# START OF Data for processing
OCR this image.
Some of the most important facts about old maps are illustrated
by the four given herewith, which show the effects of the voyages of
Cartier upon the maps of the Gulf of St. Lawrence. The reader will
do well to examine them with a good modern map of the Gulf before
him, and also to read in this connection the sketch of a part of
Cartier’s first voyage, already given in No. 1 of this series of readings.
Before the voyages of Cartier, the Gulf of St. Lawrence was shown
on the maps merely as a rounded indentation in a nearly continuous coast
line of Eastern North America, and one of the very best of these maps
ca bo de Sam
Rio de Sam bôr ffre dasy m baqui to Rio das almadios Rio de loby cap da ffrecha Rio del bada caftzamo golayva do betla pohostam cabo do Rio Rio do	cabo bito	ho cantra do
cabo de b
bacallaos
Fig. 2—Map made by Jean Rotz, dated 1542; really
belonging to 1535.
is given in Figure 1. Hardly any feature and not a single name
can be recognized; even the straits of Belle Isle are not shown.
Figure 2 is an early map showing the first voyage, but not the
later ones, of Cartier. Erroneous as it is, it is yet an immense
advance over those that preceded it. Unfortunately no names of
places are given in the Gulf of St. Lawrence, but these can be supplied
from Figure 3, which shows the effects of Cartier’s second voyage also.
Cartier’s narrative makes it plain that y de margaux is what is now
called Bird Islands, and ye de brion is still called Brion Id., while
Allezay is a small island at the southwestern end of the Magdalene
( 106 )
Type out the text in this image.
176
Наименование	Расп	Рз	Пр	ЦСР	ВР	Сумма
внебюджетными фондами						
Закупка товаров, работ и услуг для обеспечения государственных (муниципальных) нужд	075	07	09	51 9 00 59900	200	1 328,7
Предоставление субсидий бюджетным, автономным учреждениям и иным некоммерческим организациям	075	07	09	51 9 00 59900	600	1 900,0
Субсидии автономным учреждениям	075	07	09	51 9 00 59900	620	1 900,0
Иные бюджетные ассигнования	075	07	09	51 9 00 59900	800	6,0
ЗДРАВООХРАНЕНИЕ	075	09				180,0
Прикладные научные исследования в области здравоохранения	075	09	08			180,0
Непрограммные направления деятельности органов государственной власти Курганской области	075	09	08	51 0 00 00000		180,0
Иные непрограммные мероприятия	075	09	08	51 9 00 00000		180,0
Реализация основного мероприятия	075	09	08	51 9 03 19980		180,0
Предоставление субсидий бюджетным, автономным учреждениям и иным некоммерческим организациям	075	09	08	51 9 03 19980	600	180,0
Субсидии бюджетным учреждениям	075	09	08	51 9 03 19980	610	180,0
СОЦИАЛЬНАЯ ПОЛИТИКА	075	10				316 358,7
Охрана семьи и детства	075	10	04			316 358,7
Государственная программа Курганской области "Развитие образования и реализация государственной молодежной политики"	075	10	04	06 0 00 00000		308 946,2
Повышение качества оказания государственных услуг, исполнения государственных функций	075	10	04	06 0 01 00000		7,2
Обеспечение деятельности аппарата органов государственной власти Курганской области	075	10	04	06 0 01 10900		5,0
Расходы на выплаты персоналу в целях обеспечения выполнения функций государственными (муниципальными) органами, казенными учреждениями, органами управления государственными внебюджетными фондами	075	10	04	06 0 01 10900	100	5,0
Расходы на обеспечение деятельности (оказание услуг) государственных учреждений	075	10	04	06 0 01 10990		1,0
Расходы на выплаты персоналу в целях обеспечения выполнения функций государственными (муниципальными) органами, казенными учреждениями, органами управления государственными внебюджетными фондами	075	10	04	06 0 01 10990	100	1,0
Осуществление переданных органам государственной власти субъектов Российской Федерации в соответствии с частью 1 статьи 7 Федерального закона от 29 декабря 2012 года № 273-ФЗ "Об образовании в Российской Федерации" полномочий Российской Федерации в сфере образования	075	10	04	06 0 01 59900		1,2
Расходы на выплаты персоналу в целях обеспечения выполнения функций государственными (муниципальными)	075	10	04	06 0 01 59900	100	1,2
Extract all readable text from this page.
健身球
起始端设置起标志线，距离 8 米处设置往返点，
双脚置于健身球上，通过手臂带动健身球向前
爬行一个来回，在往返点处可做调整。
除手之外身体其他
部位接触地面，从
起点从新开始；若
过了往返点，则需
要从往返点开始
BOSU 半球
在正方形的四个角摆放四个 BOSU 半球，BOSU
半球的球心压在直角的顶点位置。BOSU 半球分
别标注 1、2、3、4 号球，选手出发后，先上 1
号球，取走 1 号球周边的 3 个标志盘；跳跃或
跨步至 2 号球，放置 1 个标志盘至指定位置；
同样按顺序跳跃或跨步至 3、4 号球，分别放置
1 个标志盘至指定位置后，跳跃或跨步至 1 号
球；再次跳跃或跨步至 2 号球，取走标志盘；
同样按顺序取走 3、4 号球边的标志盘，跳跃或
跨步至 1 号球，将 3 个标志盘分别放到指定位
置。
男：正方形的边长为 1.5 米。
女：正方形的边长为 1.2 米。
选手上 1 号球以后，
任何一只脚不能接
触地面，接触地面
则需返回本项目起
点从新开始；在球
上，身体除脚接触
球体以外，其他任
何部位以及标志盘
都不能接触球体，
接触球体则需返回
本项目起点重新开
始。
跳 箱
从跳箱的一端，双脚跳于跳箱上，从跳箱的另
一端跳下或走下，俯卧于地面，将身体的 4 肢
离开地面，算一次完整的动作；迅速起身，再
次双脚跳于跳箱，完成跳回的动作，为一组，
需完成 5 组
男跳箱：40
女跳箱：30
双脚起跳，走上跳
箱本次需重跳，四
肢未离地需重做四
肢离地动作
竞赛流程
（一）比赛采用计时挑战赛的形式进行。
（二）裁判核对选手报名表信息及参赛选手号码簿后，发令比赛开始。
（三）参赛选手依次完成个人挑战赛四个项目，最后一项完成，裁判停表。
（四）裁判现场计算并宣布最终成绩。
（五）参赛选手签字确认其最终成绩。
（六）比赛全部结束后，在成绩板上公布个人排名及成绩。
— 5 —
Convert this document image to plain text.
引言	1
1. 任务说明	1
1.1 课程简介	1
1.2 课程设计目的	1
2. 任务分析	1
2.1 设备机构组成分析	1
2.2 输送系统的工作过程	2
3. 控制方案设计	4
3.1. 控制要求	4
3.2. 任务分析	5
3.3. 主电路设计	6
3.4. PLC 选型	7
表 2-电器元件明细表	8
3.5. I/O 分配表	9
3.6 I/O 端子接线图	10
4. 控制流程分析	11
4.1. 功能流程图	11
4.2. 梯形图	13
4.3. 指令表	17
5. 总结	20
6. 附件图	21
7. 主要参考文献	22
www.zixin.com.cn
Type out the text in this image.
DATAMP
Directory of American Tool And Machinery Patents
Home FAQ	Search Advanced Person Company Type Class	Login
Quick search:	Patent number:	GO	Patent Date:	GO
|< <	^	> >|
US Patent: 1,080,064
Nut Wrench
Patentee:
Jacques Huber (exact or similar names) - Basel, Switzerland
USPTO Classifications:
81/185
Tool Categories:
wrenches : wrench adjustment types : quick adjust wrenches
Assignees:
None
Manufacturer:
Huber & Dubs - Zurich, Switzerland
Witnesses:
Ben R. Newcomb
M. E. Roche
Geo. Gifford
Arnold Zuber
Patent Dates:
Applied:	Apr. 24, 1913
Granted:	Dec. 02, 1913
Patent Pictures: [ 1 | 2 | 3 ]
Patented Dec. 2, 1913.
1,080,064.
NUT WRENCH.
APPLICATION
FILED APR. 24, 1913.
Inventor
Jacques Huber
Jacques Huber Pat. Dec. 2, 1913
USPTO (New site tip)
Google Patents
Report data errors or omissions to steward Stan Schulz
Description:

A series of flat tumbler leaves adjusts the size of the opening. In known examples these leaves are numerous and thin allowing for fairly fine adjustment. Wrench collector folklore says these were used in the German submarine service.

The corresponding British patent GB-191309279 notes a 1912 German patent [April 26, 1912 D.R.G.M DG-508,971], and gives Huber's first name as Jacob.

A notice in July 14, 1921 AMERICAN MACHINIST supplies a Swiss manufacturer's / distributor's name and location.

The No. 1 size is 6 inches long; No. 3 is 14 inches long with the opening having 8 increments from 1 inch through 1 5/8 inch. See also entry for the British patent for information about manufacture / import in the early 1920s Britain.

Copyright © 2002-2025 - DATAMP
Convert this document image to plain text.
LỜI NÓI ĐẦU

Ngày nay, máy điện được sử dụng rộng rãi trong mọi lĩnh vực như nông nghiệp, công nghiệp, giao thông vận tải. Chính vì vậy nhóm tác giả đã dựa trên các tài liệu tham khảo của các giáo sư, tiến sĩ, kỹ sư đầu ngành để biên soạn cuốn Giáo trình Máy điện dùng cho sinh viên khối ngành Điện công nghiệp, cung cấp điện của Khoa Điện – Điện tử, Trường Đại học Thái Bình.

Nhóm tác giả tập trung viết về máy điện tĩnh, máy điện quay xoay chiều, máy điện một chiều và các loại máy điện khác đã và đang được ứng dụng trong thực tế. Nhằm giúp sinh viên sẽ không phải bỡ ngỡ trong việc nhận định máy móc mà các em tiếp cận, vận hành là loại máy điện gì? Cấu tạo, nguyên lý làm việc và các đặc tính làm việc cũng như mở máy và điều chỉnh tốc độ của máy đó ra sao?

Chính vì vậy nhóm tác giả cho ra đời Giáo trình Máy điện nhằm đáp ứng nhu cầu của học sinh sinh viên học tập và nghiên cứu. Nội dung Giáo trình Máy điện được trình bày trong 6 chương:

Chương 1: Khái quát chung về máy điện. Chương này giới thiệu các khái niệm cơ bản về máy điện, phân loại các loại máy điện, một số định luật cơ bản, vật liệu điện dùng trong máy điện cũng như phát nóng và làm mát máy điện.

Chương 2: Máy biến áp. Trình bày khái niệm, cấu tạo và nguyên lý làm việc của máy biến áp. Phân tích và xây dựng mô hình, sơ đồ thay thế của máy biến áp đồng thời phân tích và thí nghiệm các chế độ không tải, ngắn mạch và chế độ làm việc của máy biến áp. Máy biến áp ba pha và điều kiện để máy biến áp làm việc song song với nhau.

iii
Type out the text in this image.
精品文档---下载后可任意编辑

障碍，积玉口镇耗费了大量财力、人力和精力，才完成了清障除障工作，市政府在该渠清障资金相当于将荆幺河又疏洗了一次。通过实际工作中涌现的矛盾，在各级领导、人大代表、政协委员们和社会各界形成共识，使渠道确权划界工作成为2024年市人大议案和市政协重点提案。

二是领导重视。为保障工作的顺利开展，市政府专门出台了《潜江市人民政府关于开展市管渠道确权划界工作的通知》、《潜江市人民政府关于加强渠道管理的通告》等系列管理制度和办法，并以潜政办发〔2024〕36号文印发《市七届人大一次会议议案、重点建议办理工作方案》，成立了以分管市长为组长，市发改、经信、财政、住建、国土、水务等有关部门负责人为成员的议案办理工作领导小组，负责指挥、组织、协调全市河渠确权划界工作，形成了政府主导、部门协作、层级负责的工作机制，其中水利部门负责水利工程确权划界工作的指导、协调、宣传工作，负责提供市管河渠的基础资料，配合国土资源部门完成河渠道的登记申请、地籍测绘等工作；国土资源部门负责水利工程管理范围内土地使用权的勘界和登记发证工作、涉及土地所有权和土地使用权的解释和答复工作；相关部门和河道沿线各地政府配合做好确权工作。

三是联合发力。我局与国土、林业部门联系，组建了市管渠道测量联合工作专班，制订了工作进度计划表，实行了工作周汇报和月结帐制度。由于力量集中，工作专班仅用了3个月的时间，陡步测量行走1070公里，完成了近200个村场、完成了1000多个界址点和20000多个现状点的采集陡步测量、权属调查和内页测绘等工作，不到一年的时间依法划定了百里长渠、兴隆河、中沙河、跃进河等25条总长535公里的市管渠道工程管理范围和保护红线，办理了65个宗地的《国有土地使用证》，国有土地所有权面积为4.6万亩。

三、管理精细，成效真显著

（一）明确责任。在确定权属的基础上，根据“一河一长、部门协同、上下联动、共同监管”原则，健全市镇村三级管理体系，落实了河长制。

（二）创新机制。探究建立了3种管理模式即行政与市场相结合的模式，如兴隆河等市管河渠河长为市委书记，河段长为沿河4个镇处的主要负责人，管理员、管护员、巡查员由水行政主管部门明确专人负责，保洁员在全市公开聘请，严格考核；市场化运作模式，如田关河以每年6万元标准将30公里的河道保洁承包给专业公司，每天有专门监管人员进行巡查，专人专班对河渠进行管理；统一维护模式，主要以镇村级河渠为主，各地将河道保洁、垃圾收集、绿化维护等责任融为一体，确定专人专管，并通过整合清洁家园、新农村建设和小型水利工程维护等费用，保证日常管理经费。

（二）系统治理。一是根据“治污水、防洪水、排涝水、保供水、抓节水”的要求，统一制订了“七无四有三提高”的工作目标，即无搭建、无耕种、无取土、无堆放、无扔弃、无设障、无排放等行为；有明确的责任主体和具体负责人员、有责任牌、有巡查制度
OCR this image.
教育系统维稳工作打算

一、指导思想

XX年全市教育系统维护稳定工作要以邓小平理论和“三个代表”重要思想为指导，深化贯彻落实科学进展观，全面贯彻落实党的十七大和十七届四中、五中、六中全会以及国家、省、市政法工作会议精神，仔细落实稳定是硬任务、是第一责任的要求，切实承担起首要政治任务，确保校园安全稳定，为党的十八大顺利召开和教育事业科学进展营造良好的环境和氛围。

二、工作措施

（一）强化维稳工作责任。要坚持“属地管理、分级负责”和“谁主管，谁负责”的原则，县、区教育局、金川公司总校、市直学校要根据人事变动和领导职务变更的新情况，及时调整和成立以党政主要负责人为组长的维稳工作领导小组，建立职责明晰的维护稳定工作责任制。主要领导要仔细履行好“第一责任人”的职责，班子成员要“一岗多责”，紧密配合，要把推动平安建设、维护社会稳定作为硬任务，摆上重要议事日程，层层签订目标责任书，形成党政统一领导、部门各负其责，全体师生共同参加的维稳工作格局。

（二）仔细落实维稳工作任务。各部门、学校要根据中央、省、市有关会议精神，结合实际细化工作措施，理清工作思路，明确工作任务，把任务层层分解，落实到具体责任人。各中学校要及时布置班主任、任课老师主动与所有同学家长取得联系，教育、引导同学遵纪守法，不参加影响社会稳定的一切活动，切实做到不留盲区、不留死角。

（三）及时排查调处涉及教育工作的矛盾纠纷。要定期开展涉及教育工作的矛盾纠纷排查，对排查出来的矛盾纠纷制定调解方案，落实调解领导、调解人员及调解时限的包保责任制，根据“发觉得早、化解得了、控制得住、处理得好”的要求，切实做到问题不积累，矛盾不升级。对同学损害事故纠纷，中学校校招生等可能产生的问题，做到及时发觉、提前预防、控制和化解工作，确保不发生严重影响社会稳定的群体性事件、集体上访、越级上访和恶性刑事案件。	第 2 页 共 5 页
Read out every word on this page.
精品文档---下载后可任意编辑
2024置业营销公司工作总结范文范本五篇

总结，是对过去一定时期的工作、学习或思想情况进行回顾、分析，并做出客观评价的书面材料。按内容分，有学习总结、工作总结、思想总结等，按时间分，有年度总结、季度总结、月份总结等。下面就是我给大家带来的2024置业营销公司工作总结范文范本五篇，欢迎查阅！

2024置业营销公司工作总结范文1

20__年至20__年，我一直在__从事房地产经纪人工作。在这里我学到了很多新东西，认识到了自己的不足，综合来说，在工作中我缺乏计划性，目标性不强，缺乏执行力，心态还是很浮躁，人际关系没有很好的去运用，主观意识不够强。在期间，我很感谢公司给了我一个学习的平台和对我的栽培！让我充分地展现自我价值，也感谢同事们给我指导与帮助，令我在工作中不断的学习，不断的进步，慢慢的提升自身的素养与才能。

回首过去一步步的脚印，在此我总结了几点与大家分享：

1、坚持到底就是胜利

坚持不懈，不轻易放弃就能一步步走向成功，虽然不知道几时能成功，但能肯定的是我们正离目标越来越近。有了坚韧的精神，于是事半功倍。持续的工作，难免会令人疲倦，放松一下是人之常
# END OF Data for processing
Extract every line of the records above that contains the word "niệm".

Chương 1: Khái quát chung về máy điện. Chương này giới thiệu các khái niệm cơ bản về máy điện, phân loại các loại máy điện, một số định luật cơ bản, vật liệu điện dùng trong máy điện cũng như phát nóng và làm mát máy điện.
Chương 2: Máy biến áp. Trình bày khái niệm, cấu tạo và nguyên lý làm việc của máy biến áp. Phân tích và xây dựng mô hình, sơ đồ thay thế của máy biến áp đồng thời phân tích và thí nghiệm các chế độ không tải, ngắn mạch và chế độ làm việc của máy biến áp. Máy biến áp ba pha và điều kiện để máy biến áp làm việc song song với nhau.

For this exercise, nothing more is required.